>> begin Extracted entries

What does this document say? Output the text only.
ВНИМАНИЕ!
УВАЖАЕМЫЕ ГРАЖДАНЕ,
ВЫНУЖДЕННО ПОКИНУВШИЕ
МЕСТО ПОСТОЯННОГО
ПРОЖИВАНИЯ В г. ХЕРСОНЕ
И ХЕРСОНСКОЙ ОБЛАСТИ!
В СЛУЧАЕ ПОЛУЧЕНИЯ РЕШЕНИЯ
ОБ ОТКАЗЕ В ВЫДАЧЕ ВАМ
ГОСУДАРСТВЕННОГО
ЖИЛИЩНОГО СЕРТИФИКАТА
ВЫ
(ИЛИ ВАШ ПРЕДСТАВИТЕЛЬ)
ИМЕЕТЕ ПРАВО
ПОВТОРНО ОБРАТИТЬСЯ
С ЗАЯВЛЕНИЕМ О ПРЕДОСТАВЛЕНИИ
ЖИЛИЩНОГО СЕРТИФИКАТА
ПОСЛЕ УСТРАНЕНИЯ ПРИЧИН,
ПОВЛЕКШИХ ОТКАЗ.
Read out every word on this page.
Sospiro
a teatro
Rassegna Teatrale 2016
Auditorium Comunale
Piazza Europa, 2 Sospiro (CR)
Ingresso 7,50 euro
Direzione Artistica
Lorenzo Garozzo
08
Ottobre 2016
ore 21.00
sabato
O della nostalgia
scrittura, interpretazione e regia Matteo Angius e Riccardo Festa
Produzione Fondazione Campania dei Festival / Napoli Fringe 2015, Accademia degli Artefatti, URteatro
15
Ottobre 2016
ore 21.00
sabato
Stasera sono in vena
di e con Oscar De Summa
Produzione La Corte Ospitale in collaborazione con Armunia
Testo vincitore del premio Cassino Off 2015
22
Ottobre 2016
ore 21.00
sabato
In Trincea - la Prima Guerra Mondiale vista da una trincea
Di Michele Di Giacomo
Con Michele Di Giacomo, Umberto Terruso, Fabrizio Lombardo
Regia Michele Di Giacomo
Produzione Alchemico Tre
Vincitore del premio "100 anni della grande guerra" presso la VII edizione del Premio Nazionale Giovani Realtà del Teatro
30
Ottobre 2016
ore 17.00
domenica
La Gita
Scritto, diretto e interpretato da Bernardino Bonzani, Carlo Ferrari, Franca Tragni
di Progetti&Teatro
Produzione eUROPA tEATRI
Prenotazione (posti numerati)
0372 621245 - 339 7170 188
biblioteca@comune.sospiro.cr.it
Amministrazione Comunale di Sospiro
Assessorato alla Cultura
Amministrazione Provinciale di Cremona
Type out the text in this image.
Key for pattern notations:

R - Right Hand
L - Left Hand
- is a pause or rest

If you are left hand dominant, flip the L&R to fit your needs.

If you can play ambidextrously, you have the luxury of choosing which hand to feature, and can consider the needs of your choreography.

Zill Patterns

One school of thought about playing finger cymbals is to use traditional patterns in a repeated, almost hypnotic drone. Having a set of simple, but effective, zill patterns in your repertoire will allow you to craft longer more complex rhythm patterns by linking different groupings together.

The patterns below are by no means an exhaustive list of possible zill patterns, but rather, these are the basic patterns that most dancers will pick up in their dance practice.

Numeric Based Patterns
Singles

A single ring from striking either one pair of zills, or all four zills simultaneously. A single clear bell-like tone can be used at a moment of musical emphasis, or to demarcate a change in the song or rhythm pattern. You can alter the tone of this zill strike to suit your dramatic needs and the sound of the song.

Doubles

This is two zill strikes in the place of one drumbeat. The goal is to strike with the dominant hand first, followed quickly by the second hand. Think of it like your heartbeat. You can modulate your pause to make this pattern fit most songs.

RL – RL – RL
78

>> end Extracted entries

§ **Exercise aim**
Produce an exact repeat of the lines from the one containing "Type out the text in this image." through the last line of the data, and nothing more.

§ **Full output**
Type out the text in this image.
Key for pattern notations:

R - Right Hand
L - Left Hand
- is a pause or rest

If you are left hand dominant, flip the L&R to fit your needs.

If you can play ambidextrously, you have the luxury of choosing which hand to feature, and can consider the needs of your choreography.

Zill Patterns

One school of thought about playing finger cymbals is to use traditional patterns in a repeated, almost hypnotic drone. Having a set of simple, but effective, zill patterns in your repertoire will allow you to craft longer more complex rhythm patterns by linking different groupings together.

The patterns below are by no means an exhaustive list of possible zill patterns, but rather, these are the basic patterns that most dancers will pick up in their dance practice.

Numeric Based Patterns
Singles

A single ring from striking either one pair of zills, or all four zills simultaneously. A single clear bell-like tone can be used at a moment of musical emphasis, or to demarcate a change in the song or rhythm pattern. You can alter the tone of this zill strike to suit your dramatic needs and the sound of the song.

Doubles

This is two zill strikes in the place of one drumbeat. The goal is to strike with the dominant hand first, followed quickly by the second hand. Think of it like your heartbeat. You can modulate your pause to make this pattern fit most songs.

RL – RL – RL
78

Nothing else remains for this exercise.